*What you are asked to do:*
Reproduce every line of the entries below verbatim, leaving out the pictures.

*Listing:*

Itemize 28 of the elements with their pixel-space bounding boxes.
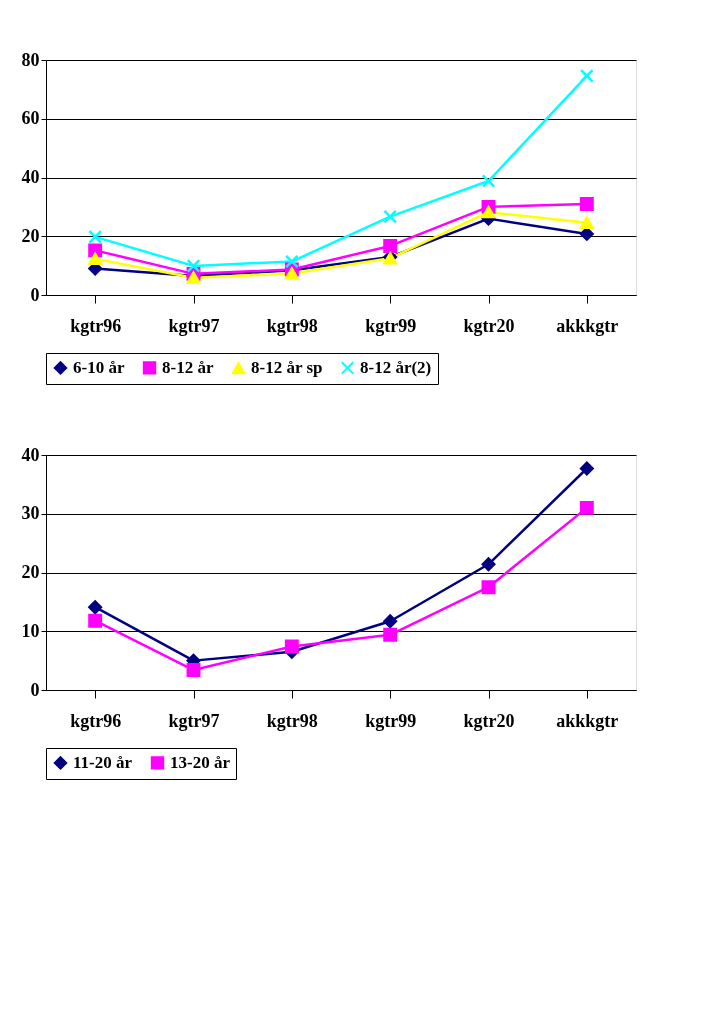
x-tick-label: kgtr97 <box>168 710 220 731</box>
y-tick-label: 60 <box>21 108 40 129</box>
y-tick-label: 20 <box>21 562 40 582</box>
x-tick-label: kgtr98 <box>266 710 318 731</box>
x-tick-label: kgtr96 <box>70 710 122 731</box>
y-tick-label: 0 <box>30 284 40 305</box>
x-tick-label: kgtr20 <box>463 315 515 336</box>
legend-label: 11-20 år <box>73 752 133 772</box>
y-tick-label: 0 <box>30 679 40 700</box>
y-tick-label: 40 <box>21 444 40 465</box>
x-tick-label: kgtr20 <box>463 710 515 731</box>
legend-label: 6-10 år <box>73 357 125 377</box>
legend-label: 8-12 år(2) <box>360 357 432 377</box>
x-tick-label: kgtr99 <box>365 710 417 731</box>
y-tick-label: 40 <box>21 167 40 187</box>
x-tick-label: kgtr97 <box>168 315 220 336</box>
legend-label: 8-12 år <box>162 357 214 377</box>
y-tick-label: 20 <box>21 225 40 246</box>
x-tick-label: kgtr98 <box>266 315 318 336</box>
legend-label: 8-12 år sp <box>251 358 323 378</box>
y-tick-label: 80 <box>21 49 40 70</box>
x-tick-label: kgtr96 <box>70 315 122 336</box>
y-tick-label: 30 <box>21 503 40 524</box>
y-tick-label: 10 <box>21 620 40 641</box>
x-tick-label: akkkgtr <box>556 710 619 731</box>
legend-label: 13-20 år <box>170 752 231 772</box>
x-tick-label: kgtr99 <box>365 315 417 336</box>
x-tick-label: akkkgtr <box>556 315 619 336</box>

*Finished answer:*
Itemize 28 of the elements with their pixel-space bounding boxes.
x-tick-label: kgtr97 <box>168 710 220 731</box>
y-tick-label: 60 <box>21 108 40 129</box>
y-tick-label: 20 <box>21 562 40 582</box>
x-tick-label: kgtr98 <box>266 710 318 731</box>
x-tick-label: kgtr96 <box>70 710 122 731</box>
y-tick-label: 0 <box>30 284 40 305</box>
x-tick-label: kgtr20 <box>463 315 515 336</box>
legend-label: 11-20 år <box>73 752 133 772</box>
y-tick-label: 0 <box>30 679 40 700</box>
y-tick-label: 40 <box>21 444 40 465</box>
x-tick-label: kgtr20 <box>463 710 515 731</box>
legend-label: 6-10 år <box>73 357 125 377</box>
legend-label: 8-12 år(2) <box>360 357 432 377</box>
x-tick-label: kgtr99 <box>365 710 417 731</box>
y-tick-label: 40 <box>21 167 40 187</box>
x-tick-label: kgtr97 <box>168 315 220 336</box>
legend-label: 8-12 år <box>162 357 214 377</box>
y-tick-label: 20 <box>21 225 40 246</box>
x-tick-label: kgtr98 <box>266 315 318 336</box>
legend-label: 8-12 år sp <box>251 358 323 378</box>
y-tick-label: 80 <box>21 49 40 70</box>
x-tick-label: kgtr96 <box>70 315 122 336</box>
y-tick-label: 30 <box>21 503 40 524</box>
y-tick-label: 10 <box>21 620 40 641</box>
x-tick-label: akkkgtr <box>556 710 619 731</box>
legend-label: 13-20 år <box>170 752 231 772</box>
x-tick-label: kgtr99 <box>365 315 417 336</box>
x-tick-label: akkkgtr <box>556 315 619 336</box>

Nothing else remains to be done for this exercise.